**WHAT IS REQUIRED**
Write out the data again in full, exactly as it reads.
[EXCERPTED RECORDS — start]
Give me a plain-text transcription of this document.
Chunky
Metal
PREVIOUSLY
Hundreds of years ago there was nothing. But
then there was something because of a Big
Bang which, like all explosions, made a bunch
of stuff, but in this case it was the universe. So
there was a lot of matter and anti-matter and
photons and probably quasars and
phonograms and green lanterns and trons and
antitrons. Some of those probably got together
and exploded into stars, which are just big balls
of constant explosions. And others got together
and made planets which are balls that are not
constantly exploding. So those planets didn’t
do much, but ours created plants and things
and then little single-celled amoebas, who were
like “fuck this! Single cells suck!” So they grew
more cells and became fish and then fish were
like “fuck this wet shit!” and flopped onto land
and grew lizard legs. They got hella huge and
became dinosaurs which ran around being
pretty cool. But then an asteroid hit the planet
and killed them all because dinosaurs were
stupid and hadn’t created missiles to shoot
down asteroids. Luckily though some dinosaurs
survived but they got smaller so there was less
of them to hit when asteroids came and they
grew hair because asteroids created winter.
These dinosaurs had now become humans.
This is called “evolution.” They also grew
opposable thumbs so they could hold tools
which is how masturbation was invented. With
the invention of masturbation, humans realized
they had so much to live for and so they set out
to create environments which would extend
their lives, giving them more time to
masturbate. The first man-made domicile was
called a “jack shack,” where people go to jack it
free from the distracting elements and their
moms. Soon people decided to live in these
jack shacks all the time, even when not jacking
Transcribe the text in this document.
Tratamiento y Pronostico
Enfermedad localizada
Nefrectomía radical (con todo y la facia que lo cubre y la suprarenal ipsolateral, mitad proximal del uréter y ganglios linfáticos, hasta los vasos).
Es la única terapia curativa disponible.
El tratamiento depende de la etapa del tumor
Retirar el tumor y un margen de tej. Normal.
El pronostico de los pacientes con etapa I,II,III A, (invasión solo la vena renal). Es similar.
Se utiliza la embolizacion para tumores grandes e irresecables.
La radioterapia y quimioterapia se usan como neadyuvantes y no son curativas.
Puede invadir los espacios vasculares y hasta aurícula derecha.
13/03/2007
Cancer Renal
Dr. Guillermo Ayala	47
[EXCERPTED RECORDS — finish]
**OUTPUT BELOW**
Give me a plain-text transcription of this document.
Chunky
Metal
PREVIOUSLY
Hundreds of years ago there was nothing. But
then there was something because of a Big
Bang which, like all explosions, made a bunch
of stuff, but in this case it was the universe. So
there was a lot of matter and anti-matter and
photons and probably quasars and
phonograms and green lanterns and trons and
antitrons. Some of those probably got together
and exploded into stars, which are just big balls
of constant explosions. And others got together
and made planets which are balls that are not
constantly exploding. So those planets didn’t
do much, but ours created plants and things
and then little single-celled amoebas, who were
like “fuck this! Single cells suck!” So they grew
more cells and became fish and then fish were
like “fuck this wet shit!” and flopped onto land
and grew lizard legs. They got hella huge and
became dinosaurs which ran around being
pretty cool. But then an asteroid hit the planet
and killed them all because dinosaurs were
stupid and hadn’t created missiles to shoot
down asteroids. Luckily though some dinosaurs
survived but they got smaller so there was less
of them to hit when asteroids came and they
grew hair because asteroids created winter.
These dinosaurs had now become humans.
This is called “evolution.” They also grew
opposable thumbs so they could hold tools
which is how masturbation was invented. With
the invention of masturbation, humans realized
they had so much to live for and so they set out
to create environments which would extend
their lives, giving them more time to
masturbate. The first man-made domicile was
called a “jack shack,” where people go to jack it
free from the distracting elements and their
moms. Soon people decided to live in these
jack shacks all the time, even when not jacking
Transcribe the text in this document.
Tratamiento y Pronostico
Enfermedad localizada
Nefrectomía radical (con todo y la facia que lo cubre y la suprarenal ipsolateral, mitad proximal del uréter y ganglios linfáticos, hasta los vasos).
Es la única terapia curativa disponible.
El tratamiento depende de la etapa del tumor
Retirar el tumor y un margen de tej. Normal.
El pronostico de los pacientes con etapa I,II,III A, (invasión solo la vena renal). Es similar.
Se utiliza la embolizacion para tumores grandes e irresecables.
La radioterapia y quimioterapia se usan como neadyuvantes y no son curativas.
Puede invadir los espacios vasculares y hasta aurícula derecha.
13/03/2007
Cancer Renal
Dr. Guillermo Ayala	47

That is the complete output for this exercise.